◆ **The problem**
Find the word "kommer" in the data. Return every line where it appears.

Data excerpts
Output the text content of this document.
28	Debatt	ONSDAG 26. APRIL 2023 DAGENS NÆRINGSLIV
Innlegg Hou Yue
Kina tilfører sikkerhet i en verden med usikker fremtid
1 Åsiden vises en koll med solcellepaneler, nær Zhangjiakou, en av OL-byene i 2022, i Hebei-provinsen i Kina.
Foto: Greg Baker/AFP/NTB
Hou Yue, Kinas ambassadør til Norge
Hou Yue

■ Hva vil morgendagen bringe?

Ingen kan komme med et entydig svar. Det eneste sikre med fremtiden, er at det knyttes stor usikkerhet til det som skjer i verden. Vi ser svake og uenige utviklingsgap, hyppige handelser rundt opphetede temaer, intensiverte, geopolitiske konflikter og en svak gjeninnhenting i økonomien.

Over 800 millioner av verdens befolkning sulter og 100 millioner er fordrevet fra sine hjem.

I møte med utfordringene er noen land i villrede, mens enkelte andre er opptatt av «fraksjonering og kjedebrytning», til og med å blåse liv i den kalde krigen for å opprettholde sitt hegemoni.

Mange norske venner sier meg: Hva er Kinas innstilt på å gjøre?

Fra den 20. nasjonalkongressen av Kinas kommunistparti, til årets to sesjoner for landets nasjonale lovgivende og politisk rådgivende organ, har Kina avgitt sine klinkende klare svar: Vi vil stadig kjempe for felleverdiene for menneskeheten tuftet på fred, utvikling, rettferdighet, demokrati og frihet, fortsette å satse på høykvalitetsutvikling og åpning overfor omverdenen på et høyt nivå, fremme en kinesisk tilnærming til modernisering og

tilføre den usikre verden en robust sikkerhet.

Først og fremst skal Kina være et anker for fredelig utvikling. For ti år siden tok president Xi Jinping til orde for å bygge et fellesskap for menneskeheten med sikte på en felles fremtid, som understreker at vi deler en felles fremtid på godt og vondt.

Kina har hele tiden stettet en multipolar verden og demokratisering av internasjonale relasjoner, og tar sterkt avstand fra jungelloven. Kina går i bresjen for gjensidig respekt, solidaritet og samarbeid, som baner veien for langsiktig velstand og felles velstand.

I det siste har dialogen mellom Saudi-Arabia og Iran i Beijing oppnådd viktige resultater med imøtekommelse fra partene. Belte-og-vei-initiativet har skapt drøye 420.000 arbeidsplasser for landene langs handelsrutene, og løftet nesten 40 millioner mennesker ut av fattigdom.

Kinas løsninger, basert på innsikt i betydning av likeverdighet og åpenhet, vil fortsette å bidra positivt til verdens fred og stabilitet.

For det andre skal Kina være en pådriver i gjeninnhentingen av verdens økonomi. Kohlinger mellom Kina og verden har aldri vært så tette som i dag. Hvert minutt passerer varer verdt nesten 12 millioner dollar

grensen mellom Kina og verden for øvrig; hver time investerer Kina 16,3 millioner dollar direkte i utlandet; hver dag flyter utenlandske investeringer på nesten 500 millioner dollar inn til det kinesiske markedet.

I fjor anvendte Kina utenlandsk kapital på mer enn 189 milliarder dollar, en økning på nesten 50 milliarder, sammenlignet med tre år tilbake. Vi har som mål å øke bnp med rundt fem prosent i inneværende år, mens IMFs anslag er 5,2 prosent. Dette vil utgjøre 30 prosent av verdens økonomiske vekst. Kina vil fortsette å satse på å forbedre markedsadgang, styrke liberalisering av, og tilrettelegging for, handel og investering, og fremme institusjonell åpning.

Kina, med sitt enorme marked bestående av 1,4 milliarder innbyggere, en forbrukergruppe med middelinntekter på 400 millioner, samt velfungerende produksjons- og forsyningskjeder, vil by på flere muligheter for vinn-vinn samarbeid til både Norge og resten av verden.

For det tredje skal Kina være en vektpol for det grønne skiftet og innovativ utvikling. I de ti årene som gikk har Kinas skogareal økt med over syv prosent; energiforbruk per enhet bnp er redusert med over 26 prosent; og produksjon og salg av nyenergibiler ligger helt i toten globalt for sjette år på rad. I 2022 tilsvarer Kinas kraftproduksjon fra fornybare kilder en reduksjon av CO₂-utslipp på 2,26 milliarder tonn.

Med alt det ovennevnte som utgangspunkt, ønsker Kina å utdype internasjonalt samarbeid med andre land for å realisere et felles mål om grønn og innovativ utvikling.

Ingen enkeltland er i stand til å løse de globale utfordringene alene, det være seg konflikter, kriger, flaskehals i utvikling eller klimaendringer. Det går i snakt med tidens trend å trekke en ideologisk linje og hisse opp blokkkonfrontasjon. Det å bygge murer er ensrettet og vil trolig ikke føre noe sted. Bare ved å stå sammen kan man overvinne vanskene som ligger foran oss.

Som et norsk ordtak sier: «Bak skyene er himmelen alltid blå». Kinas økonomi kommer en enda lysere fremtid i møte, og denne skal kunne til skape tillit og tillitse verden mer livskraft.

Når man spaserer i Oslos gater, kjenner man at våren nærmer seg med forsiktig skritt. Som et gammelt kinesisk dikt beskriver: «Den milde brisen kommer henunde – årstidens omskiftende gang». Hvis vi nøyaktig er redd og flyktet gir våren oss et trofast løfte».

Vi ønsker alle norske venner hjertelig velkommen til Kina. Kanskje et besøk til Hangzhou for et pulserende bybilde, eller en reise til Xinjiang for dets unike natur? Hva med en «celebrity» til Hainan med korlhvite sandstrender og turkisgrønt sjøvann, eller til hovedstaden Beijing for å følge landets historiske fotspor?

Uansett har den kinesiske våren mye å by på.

◆ **Problem solution**
Som et norsk ordtak sier: «Bak skyene er himmelen alltid blå». Kinas økonomi kommer en enda lysere fremtid i møte, og denne skal kunne til skape tillit og tillitse verden mer livskraft.
Når man spaserer i Oslos gater, kjenner man at våren nærmer seg med forsiktig skritt. Som et gammelt kinesisk dikt beskriver: «Den milde brisen kommer henunde – årstidens omskiftende gang». Hvis vi nøyaktig er redd og flyktet gir våren oss et trofast løfte».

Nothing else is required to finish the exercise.